Direction
Using the listing beneath this task, count the lines with the word "pressione" and write only the result.

-- start Data in this exercise --

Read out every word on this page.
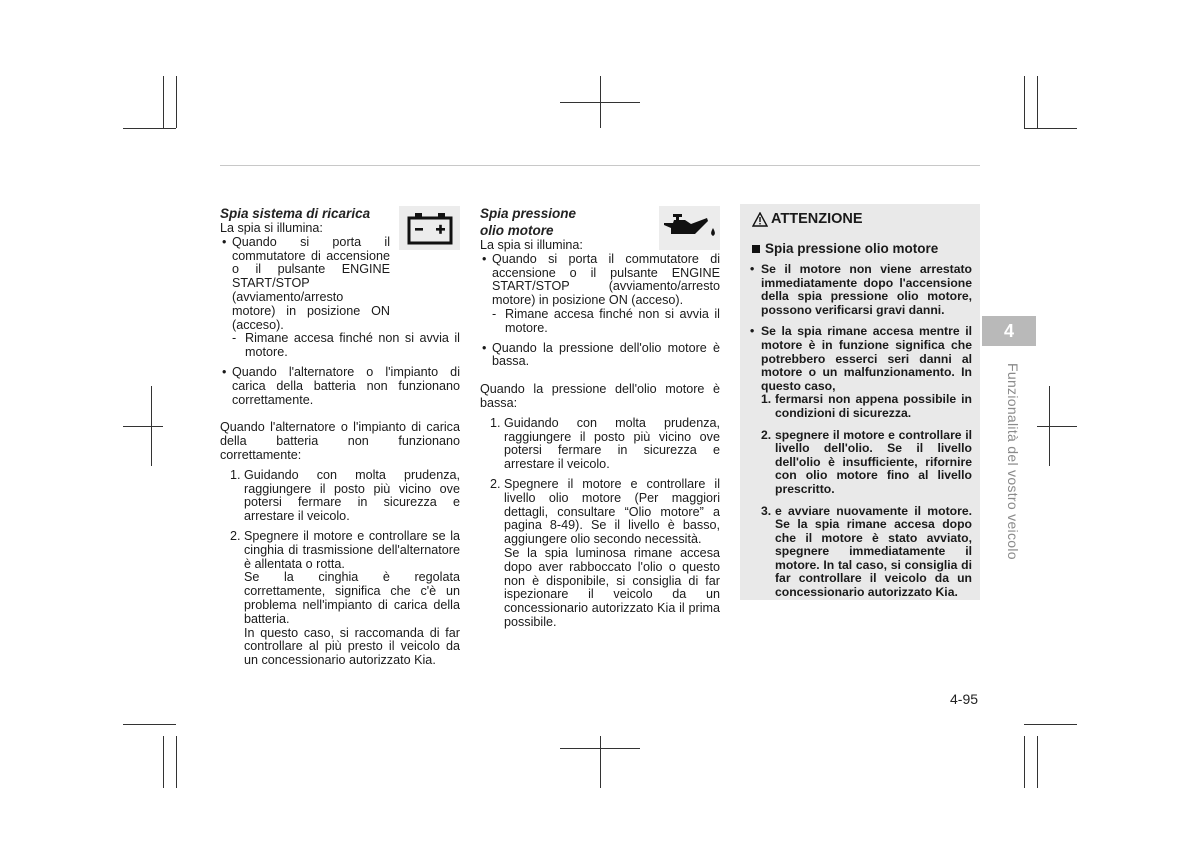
Spia sistema di ricarica

La spia si illumina:

• Quando si porta il commutatore di accensione o il pulsante ENGINE START/STOP (avviamento/arresto motore) in posizione ON (acceso).
- Rimane accesa finché non si avvia il motore.
• Quando l'alternatore o l'impianto di carica della batteria non funzionano correttamente.

Quando l'alternatore o l'impianto di carica della batteria non funzionano correttamente:

1. Guidando con molta prudenza, raggiungere il posto più vicino ove potersi fermare in sicurezza e arrestare il veicolo.
2. Spegnere il motore e controllare se la cinghia di trasmissione dell'alternatore è allentata o rotta.

Se la cinghia è regolata correttamente, significa che c'è un problema nell'impianto di carica della batteria.

In questo caso, si raccomanda di far controllare al più presto il veicolo da un concessionario autorizzato Kia.

Spia pressione olio motore

La spia si illumina:

• Quando si porta il commutatore di accensione o il pulsante ENGINE START/STOP (avviamento/arresto motore) in posizione ON (acceso).
- Rimane accesa finché non si avvia il motore.
• Quando la pressione dell'olio motore è bassa.

Quando la pressione dell'olio motore è bassa:

1. Guidando con molta prudenza, raggiungere il posto più vicino ove potersi fermare in sicurezza e arrestare il veicolo.
2. Spegnere il motore e controllare il livello olio motore (Per maggiori dettagli, consultare “Olio motore” a pagina 8-49). Se il livello è basso, aggiungere olio secondo necessità.

Se la spia luminosa rimane accesa dopo aver rabboccato l'olio o questo non è disponibile, si consiglia di far ispezionare il veicolo da un concessionario autorizzato Kia il prima possibile.

ATTENZIONE
Spia pressione olio motore
• Se il motore non viene arrestato immediatamente dopo l'accensione della spia pressione olio motore, possono verificarsi gravi danni.
• Se la spia rimane accesa mentre il motore è in funzione significa che potrebbero esserci seri danni al motore o un malfunzionamento. In questo caso,
1. fermarsi non appena possibile in condizioni di sicurezza.
2. spegnere il motore e controllare il livello dell'olio. Se il livello dell'olio è insufficiente, rifornire con olio motore fino al livello prescritto.
3. e avviare nuovamente il motore. Se la spia rimane accesa dopo che il motore è stato avviato, spegnere immediatamente il motore. In tal caso, si consiglia di far controllare il veicolo da un concessionario autorizzato Kia.
4
Funzionalità del vostro veicolo
4-95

-- end Data in this exercise --

Response for this exercise
5